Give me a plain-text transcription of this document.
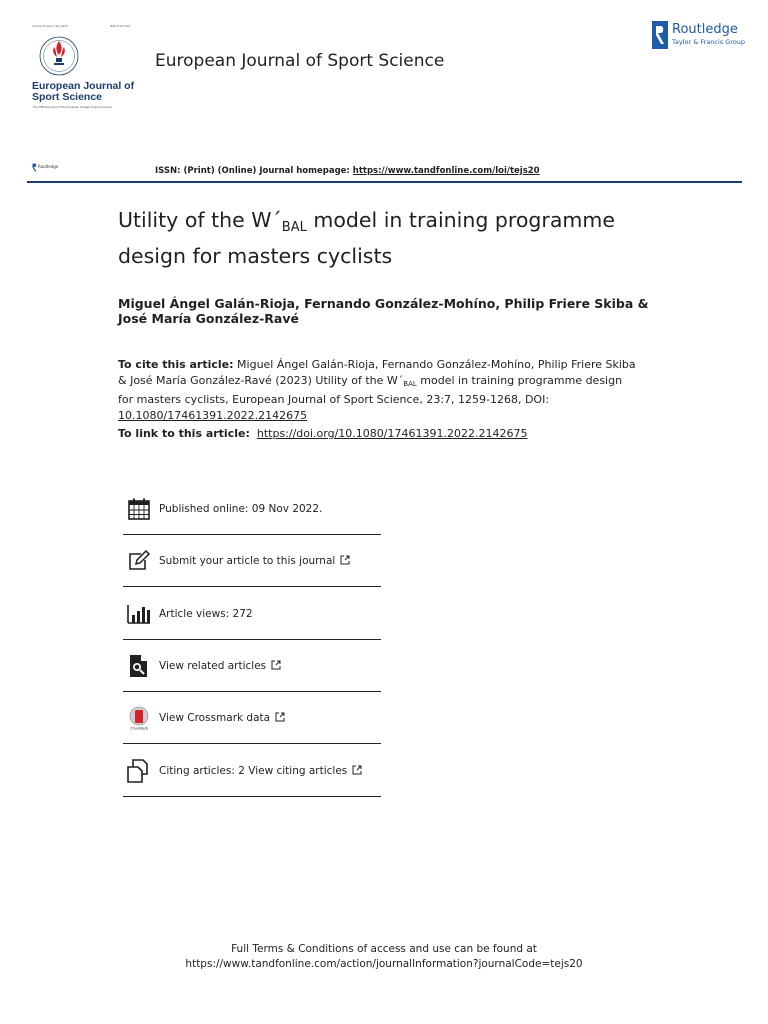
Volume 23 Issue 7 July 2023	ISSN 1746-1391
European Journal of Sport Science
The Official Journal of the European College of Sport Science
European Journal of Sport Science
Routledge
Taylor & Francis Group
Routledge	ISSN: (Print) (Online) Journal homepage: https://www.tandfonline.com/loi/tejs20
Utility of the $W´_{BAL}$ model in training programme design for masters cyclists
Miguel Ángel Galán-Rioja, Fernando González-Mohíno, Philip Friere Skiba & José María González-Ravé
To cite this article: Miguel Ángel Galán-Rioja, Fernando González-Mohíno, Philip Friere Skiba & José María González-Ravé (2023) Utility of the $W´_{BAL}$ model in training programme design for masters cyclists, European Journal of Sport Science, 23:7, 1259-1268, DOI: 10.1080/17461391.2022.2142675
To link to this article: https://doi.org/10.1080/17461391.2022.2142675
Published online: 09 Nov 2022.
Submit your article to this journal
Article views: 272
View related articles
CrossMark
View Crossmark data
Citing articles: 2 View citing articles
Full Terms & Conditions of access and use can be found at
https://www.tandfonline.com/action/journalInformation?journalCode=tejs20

====

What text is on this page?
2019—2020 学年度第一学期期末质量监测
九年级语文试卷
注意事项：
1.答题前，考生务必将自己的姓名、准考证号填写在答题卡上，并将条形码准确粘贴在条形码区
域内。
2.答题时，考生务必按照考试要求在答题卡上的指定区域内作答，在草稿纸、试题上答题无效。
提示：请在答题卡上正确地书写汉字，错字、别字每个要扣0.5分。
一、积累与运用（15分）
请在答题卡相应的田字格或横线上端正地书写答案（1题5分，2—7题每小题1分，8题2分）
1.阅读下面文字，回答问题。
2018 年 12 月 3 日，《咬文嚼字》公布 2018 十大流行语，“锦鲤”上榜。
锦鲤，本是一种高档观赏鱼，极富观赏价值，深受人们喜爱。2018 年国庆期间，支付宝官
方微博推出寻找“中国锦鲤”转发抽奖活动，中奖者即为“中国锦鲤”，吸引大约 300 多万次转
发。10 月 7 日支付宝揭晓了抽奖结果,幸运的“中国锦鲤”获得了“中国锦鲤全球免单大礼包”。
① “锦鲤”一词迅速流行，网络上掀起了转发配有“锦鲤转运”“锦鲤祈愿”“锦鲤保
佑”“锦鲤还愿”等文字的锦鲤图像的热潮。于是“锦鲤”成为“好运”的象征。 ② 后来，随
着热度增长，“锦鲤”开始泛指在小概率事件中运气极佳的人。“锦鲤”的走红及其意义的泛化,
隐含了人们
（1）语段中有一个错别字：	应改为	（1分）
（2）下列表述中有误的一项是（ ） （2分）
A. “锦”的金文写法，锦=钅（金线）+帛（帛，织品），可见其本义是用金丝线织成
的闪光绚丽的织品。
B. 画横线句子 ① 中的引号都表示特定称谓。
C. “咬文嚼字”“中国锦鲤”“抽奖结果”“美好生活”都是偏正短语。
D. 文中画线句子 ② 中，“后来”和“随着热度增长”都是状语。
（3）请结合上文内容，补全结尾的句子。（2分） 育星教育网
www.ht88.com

====

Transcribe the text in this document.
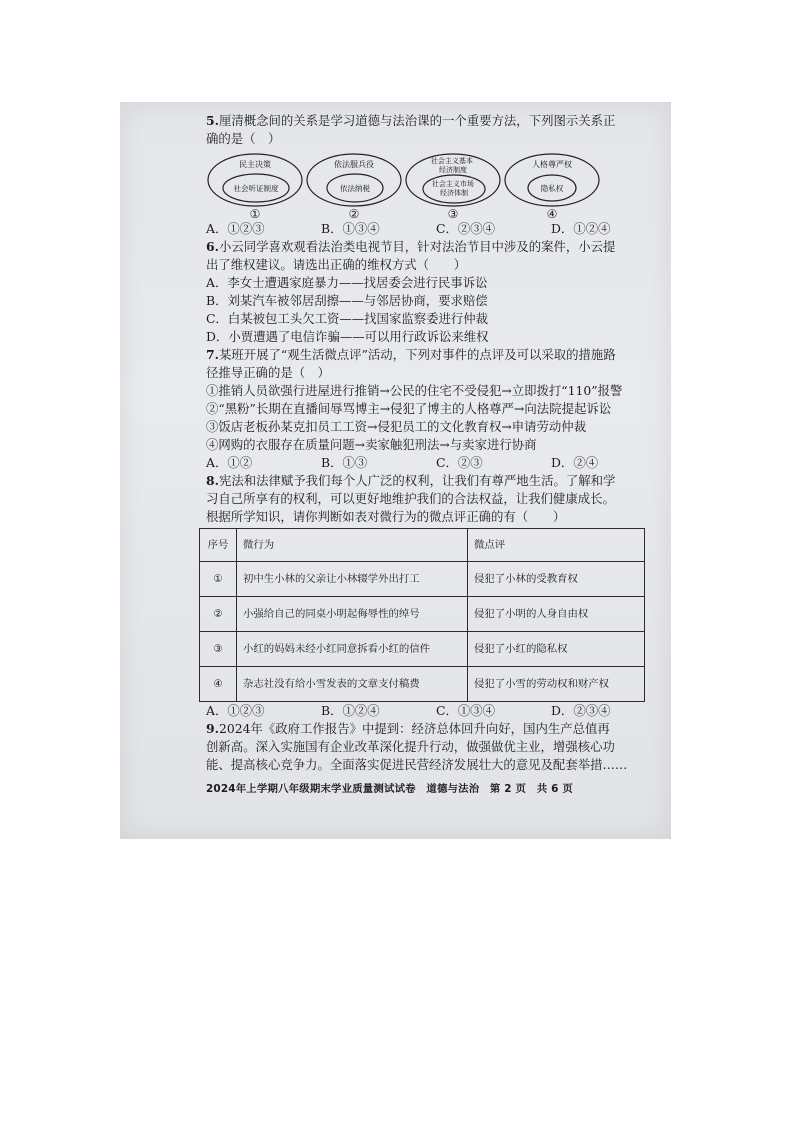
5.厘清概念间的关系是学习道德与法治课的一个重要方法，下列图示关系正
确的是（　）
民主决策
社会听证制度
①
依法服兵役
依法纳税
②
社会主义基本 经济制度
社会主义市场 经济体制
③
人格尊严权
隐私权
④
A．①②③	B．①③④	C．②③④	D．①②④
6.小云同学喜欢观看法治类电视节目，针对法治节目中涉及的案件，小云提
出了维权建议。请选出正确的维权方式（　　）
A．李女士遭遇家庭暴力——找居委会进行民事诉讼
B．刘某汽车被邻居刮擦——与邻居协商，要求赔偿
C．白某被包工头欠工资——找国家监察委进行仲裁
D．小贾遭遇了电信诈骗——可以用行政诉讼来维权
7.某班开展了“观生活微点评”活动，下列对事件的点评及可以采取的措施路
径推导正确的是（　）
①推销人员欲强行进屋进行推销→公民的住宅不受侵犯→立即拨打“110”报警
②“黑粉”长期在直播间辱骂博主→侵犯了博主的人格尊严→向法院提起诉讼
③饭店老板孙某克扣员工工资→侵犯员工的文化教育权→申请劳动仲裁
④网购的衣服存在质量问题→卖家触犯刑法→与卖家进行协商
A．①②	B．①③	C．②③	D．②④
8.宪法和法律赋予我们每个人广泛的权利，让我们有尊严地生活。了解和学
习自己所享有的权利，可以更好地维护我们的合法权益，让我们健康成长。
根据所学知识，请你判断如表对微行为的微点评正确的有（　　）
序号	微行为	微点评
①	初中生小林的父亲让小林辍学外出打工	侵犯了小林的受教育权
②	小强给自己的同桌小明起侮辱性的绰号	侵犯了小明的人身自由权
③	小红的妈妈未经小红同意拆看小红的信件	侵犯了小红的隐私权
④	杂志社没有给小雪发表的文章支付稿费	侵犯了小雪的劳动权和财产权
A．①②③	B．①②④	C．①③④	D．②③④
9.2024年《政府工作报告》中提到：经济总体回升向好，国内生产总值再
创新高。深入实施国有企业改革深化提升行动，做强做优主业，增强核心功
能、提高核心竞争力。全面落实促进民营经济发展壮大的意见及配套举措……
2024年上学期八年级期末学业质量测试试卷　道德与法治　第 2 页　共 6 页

====

__TASK INSTRUCTIONS__. Copy out each line of the data containing the string "González".

__THE OUTPUT__.
Miguel Ángel Galán-Rioja, Fernando González-Mohíno, Philip Friere Skiba & José María González-Ravé
To cite this article: Miguel Ángel Galán-Rioja, Fernando González-Mohíno, Philip Friere Skiba & José María González-Ravé (2023) Utility of the $W´_{BAL}$ model in training programme design for masters cyclists, European Journal of Sport Science, 23:7, 1259-1268, DOI: 10.1080/17461391.2022.2142675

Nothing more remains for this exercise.